(Stored records)
------------------------------------------------------------------------

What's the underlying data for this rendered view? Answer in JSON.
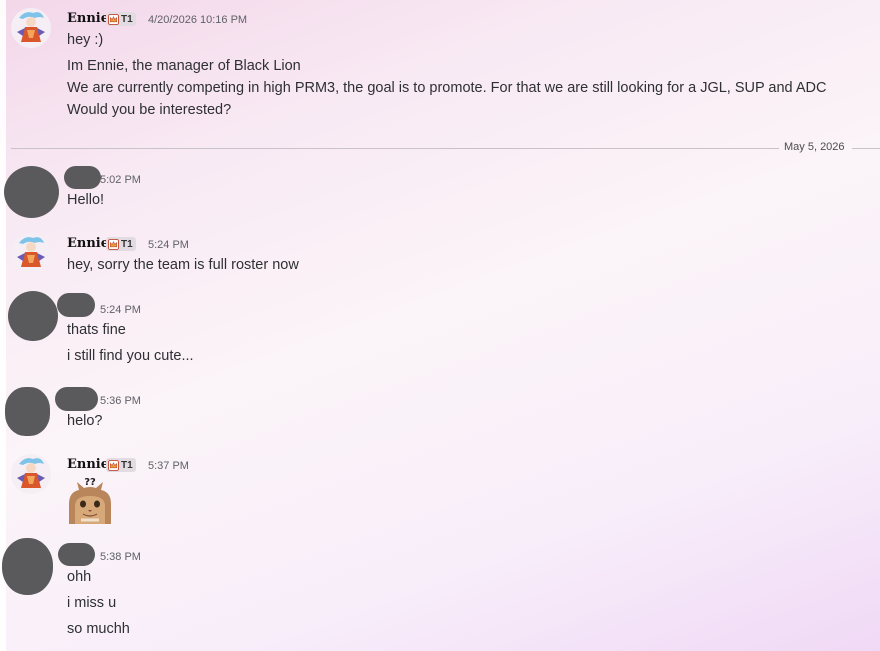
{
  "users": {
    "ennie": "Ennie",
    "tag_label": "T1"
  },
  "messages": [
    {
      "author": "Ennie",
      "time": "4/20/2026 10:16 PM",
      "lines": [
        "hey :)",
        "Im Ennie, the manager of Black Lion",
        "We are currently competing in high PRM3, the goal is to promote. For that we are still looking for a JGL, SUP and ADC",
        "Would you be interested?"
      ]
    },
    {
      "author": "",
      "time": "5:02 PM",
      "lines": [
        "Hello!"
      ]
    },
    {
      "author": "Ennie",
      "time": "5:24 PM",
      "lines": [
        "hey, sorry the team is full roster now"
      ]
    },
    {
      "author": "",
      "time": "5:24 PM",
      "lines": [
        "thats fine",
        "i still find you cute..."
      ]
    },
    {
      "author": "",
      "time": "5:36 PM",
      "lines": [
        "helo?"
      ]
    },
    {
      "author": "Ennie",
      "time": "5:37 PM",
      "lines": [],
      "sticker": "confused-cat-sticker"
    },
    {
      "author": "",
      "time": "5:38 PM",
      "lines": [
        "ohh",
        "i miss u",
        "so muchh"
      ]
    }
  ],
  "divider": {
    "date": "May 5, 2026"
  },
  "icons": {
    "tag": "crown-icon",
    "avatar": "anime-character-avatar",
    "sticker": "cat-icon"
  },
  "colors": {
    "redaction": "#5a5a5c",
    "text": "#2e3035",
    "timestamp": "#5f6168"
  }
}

------------------------------------------------------------------------

§ Given exercise
Please set down each line of the data above exactly as written, without the pictures.

§ Response
What's the underlying data for this rendered view? Answer in JSON.
{
  "users": {
    "ennie": "Ennie",
    "tag_label": "T1"
  },
  "messages": [
    {
      "author": "Ennie",
      "time": "4/20/2026 10:16 PM",
      "lines": [
        "hey :)",
        "Im Ennie, the manager of Black Lion",
        "We are currently competing in high PRM3, the goal is to promote. For that we are still looking for a JGL, SUP and ADC",
        "Would you be interested?"
      ]
    },
    {
      "author": "",
      "time": "5:02 PM",
      "lines": [
        "Hello!"
      ]
    },
    {
      "author": "Ennie",
      "time": "5:24 PM",
      "lines": [
        "hey, sorry the team is full roster now"
      ]
    },
    {
      "author": "",
      "time": "5:24 PM",
      "lines": [
        "thats fine",
        "i still find you cute..."
      ]
    },
    {
      "author": "",
      "time": "5:36 PM",
      "lines": [
        "helo?"
      ]
    },
    {
      "author": "Ennie",
      "time": "5:37 PM",
      "lines": [],
      "sticker": "confused-cat-sticker"
    },
    {
      "author": "",
      "time": "5:38 PM",
      "lines": [
        "ohh",
        "i miss u",
        "so muchh"
      ]
    }
  ],
  "divider": {
    "date": "May 5, 2026"
  },
  "icons": {
    "tag": "crown-icon",
    "avatar": "anime-character-avatar",
    "sticker": "cat-icon"
  },
  "colors": {
    "redaction": "#5a5a5c",
    "text": "#2e3035",
    "timestamp": "#5f6168"
  }
}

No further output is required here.